Dataset items:

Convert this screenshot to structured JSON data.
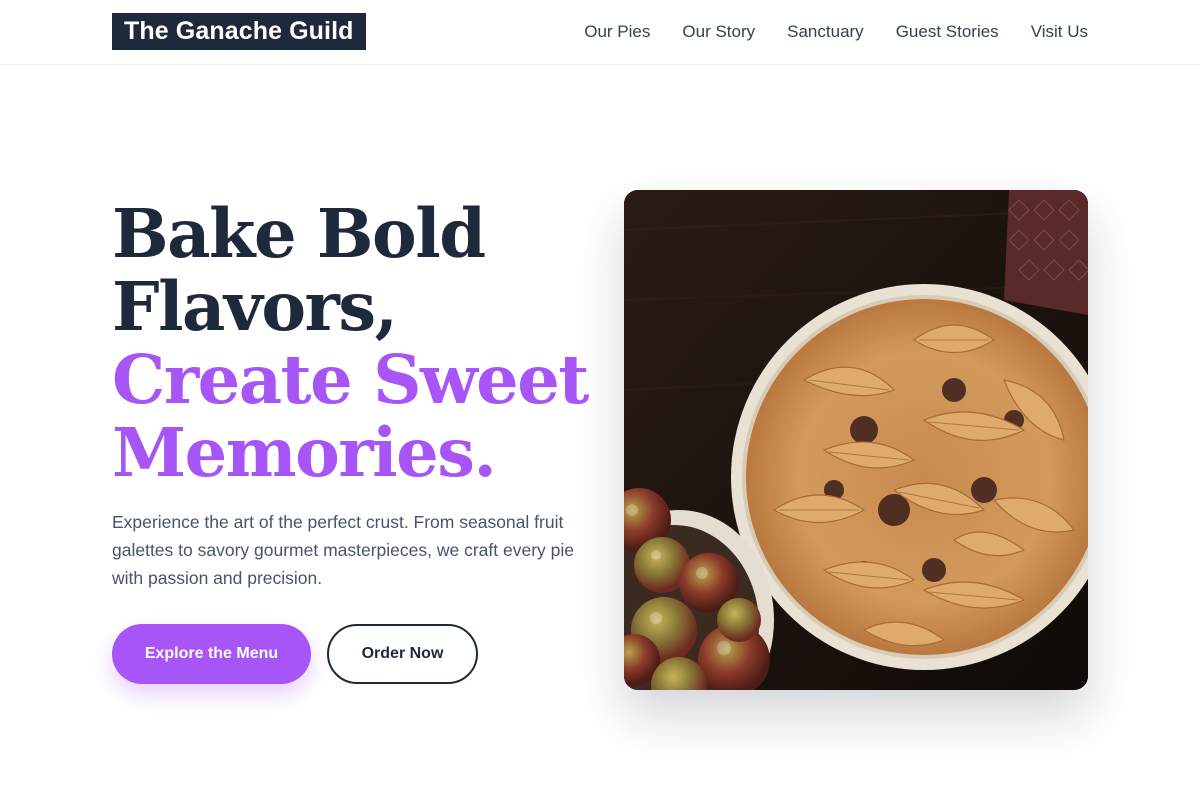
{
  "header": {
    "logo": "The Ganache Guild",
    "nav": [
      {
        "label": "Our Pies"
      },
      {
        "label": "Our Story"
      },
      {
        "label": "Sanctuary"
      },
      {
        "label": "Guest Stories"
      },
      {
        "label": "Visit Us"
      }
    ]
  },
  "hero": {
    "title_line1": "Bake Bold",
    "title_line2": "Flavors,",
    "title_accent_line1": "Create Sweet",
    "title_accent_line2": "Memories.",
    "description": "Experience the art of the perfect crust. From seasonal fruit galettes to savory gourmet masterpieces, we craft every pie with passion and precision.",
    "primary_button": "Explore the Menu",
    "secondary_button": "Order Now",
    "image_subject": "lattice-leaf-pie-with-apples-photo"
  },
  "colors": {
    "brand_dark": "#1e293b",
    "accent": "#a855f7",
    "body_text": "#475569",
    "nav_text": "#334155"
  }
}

### What to produce
Transcribe the records above verbatim. Do not carry over any picture.

### The result
Convert this screenshot to structured JSON data.
{
  "header": {
    "logo": "The Ganache Guild",
    "nav": [
      {
        "label": "Our Pies"
      },
      {
        "label": "Our Story"
      },
      {
        "label": "Sanctuary"
      },
      {
        "label": "Guest Stories"
      },
      {
        "label": "Visit Us"
      }
    ]
  },
  "hero": {
    "title_line1": "Bake Bold",
    "title_line2": "Flavors,",
    "title_accent_line1": "Create Sweet",
    "title_accent_line2": "Memories.",
    "description": "Experience the art of the perfect crust. From seasonal fruit galettes to savory gourmet masterpieces, we craft every pie with passion and precision.",
    "primary_button": "Explore the Menu",
    "secondary_button": "Order Now",
    "image_subject": "lattice-leaf-pie-with-apples-photo"
  },
  "colors": {
    "brand_dark": "#1e293b",
    "accent": "#a855f7",
    "body_text": "#475569",
    "nav_text": "#334155"
  }
}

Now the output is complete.